** START OF Raw records **

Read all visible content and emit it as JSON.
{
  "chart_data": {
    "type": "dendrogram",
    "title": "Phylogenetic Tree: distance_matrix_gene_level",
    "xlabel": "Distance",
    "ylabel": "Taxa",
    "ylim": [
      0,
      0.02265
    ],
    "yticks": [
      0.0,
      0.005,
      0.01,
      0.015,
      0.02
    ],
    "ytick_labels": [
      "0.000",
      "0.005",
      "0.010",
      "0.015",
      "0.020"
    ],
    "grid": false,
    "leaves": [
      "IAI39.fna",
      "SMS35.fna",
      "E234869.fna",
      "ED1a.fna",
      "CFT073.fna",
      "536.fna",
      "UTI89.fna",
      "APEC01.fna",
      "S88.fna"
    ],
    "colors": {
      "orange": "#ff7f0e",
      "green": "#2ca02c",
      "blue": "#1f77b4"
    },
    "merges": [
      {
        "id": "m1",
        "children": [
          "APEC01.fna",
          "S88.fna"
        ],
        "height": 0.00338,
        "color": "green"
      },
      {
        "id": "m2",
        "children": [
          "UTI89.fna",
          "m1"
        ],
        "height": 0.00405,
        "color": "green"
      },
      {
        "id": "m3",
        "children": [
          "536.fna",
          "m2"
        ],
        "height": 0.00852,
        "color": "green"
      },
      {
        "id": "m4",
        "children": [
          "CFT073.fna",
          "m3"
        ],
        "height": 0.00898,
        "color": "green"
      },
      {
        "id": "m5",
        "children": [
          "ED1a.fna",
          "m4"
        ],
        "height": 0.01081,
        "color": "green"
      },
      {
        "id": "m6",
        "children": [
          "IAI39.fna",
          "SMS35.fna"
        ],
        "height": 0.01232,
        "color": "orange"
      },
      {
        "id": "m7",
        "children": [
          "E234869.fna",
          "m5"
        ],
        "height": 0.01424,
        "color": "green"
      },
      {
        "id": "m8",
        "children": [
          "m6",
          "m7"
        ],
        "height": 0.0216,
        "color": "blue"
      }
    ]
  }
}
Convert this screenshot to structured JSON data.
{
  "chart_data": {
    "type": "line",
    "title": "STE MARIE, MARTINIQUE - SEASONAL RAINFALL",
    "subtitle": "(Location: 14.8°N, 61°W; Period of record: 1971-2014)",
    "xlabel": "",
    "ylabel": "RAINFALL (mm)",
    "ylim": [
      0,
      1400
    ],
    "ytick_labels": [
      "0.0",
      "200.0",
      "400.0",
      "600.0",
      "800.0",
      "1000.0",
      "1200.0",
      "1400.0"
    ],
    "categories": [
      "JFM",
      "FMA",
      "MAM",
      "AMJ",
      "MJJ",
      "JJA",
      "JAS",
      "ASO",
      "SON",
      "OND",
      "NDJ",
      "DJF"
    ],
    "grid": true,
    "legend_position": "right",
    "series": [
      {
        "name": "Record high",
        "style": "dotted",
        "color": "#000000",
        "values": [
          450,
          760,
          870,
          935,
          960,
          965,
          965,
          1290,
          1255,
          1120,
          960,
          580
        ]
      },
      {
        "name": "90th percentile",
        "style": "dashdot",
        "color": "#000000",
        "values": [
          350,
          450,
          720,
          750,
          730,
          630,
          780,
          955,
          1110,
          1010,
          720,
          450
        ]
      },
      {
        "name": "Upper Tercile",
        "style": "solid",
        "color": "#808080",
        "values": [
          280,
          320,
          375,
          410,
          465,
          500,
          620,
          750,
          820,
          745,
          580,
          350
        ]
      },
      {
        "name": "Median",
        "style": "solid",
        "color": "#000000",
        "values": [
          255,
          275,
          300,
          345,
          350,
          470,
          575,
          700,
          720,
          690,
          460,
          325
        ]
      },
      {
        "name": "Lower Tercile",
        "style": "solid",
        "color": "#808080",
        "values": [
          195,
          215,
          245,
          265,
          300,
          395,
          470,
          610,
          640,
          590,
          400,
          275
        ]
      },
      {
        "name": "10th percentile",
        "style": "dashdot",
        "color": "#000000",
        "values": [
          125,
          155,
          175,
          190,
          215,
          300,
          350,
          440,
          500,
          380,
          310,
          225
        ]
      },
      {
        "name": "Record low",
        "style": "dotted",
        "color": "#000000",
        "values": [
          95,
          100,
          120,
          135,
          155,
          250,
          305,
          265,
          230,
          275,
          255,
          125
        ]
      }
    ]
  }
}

** END OF Raw records **

→ Set exercise
Pull out the lines above in which the word "JSON" appears.

→ In response
Read all visible content and emit it as JSON.
Convert this screenshot to structured JSON data.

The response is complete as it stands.